# EXERCISE GOAL:
Extract every line of the material below and reproduce it faithfully.

# MATERIAL SUPPLIED:

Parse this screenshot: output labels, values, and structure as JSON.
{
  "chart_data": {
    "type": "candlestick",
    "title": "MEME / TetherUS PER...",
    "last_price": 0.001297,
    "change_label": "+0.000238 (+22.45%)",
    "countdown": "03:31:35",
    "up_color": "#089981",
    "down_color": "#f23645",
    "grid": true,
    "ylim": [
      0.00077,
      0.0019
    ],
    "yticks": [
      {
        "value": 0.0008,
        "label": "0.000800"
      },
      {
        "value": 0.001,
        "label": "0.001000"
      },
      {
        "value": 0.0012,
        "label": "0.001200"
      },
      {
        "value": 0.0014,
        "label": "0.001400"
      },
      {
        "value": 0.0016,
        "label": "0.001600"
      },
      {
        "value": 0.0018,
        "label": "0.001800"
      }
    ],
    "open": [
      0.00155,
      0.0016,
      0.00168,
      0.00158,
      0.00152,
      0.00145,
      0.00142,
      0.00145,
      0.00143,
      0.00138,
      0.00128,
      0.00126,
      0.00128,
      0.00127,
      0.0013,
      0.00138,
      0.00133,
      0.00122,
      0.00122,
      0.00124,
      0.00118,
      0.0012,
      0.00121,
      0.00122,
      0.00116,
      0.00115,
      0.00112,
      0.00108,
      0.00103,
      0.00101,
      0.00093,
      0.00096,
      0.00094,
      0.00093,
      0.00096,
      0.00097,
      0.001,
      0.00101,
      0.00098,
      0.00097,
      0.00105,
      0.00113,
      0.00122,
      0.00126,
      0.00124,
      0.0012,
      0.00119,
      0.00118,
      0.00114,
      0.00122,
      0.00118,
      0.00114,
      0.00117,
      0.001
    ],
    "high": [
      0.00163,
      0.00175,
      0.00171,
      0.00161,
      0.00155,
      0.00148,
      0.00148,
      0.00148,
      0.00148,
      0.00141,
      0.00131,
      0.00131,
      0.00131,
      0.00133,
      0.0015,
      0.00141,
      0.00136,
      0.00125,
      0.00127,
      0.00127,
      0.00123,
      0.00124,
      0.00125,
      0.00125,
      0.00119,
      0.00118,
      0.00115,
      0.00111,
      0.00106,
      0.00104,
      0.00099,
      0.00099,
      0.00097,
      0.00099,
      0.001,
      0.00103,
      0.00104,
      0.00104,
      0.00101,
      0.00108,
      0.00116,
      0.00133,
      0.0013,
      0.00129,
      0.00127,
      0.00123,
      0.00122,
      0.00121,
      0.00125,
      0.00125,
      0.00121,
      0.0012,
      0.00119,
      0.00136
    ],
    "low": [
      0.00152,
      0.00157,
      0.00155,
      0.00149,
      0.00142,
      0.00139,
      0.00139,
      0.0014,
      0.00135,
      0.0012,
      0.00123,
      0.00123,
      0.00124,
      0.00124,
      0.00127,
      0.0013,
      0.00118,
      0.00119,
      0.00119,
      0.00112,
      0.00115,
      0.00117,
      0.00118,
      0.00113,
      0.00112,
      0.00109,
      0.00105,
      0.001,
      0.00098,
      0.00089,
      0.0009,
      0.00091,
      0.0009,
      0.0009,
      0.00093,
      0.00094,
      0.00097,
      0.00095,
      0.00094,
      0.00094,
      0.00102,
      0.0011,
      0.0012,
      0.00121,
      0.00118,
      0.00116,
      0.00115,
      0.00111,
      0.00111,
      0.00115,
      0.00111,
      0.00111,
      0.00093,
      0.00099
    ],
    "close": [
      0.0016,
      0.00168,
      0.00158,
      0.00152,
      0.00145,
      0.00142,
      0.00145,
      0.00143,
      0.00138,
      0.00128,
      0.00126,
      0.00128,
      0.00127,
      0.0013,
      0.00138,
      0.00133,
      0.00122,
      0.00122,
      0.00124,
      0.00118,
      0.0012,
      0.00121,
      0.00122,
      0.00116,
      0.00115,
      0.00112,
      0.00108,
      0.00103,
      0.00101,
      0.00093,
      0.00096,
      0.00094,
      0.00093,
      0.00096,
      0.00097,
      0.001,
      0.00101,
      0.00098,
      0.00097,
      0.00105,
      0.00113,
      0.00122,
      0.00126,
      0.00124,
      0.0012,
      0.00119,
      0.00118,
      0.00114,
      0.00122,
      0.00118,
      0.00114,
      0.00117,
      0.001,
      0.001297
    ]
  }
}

# COMPLETED TASK:
Parse this screenshot: output labels, values, and structure as JSON.
{
  "chart_data": {
    "type": "candlestick",
    "title": "MEME / TetherUS PER...",
    "last_price": 0.001297,
    "change_label": "+0.000238 (+22.45%)",
    "countdown": "03:31:35",
    "up_color": "#089981",
    "down_color": "#f23645",
    "grid": true,
    "ylim": [
      0.00077,
      0.0019
    ],
    "yticks": [
      {
        "value": 0.0008,
        "label": "0.000800"
      },
      {
        "value": 0.001,
        "label": "0.001000"
      },
      {
        "value": 0.0012,
        "label": "0.001200"
      },
      {
        "value": 0.0014,
        "label": "0.001400"
      },
      {
        "value": 0.0016,
        "label": "0.001600"
      },
      {
        "value": 0.0018,
        "label": "0.001800"
      }
    ],
    "open": [
      0.00155,
      0.0016,
      0.00168,
      0.00158,
      0.00152,
      0.00145,
      0.00142,
      0.00145,
      0.00143,
      0.00138,
      0.00128,
      0.00126,
      0.00128,
      0.00127,
      0.0013,
      0.00138,
      0.00133,
      0.00122,
      0.00122,
      0.00124,
      0.00118,
      0.0012,
      0.00121,
      0.00122,
      0.00116,
      0.00115,
      0.00112,
      0.00108,
      0.00103,
      0.00101,
      0.00093,
      0.00096,
      0.00094,
      0.00093,
      0.00096,
      0.00097,
      0.001,
      0.00101,
      0.00098,
      0.00097,
      0.00105,
      0.00113,
      0.00122,
      0.00126,
      0.00124,
      0.0012,
      0.00119,
      0.00118,
      0.00114,
      0.00122,
      0.00118,
      0.00114,
      0.00117,
      0.001
    ],
    "high": [
      0.00163,
      0.00175,
      0.00171,
      0.00161,
      0.00155,
      0.00148,
      0.00148,
      0.00148,
      0.00148,
      0.00141,
      0.00131,
      0.00131,
      0.00131,
      0.00133,
      0.0015,
      0.00141,
      0.00136,
      0.00125,
      0.00127,
      0.00127,
      0.00123,
      0.00124,
      0.00125,
      0.00125,
      0.00119,
      0.00118,
      0.00115,
      0.00111,
      0.00106,
      0.00104,
      0.00099,
      0.00099,
      0.00097,
      0.00099,
      0.001,
      0.00103,
      0.00104,
      0.00104,
      0.00101,
      0.00108,
      0.00116,
      0.00133,
      0.0013,
      0.00129,
      0.00127,
      0.00123,
      0.00122,
      0.00121,
      0.00125,
      0.00125,
      0.00121,
      0.0012,
      0.00119,
      0.00136
    ],
    "low": [
      0.00152,
      0.00157,
      0.00155,
      0.00149,
      0.00142,
      0.00139,
      0.00139,
      0.0014,
      0.00135,
      0.0012,
      0.00123,
      0.00123,
      0.00124,
      0.00124,
      0.00127,
      0.0013,
      0.00118,
      0.00119,
      0.00119,
      0.00112,
      0.00115,
      0.00117,
      0.00118,
      0.00113,
      0.00112,
      0.00109,
      0.00105,
      0.001,
      0.00098,
      0.00089,
      0.0009,
      0.00091,
      0.0009,
      0.0009,
      0.00093,
      0.00094,
      0.00097,
      0.00095,
      0.00094,
      0.00094,
      0.00102,
      0.0011,
      0.0012,
      0.00121,
      0.00118,
      0.00116,
      0.00115,
      0.00111,
      0.00111,
      0.00115,
      0.00111,
      0.00111,
      0.00093,
      0.00099
    ],
    "close": [
      0.0016,
      0.00168,
      0.00158,
      0.00152,
      0.00145,
      0.00142,
      0.00145,
      0.00143,
      0.00138,
      0.00128,
      0.00126,
      0.00128,
      0.00127,
      0.0013,
      0.00138,
      0.00133,
      0.00122,
      0.00122,
      0.00124,
      0.00118,
      0.0012,
      0.00121,
      0.00122,
      0.00116,
      0.00115,
      0.00112,
      0.00108,
      0.00103,
      0.00101,
      0.00093,
      0.00096,
      0.00094,
      0.00093,
      0.00096,
      0.00097,
      0.001,
      0.00101,
      0.00098,
      0.00097,
      0.00105,
      0.00113,
      0.00122,
      0.00126,
      0.00124,
      0.0012,
      0.00119,
      0.00118,
      0.00114,
      0.00122,
      0.00118,
      0.00114,
      0.00117,
      0.001,
      0.001297
    ]
  }
}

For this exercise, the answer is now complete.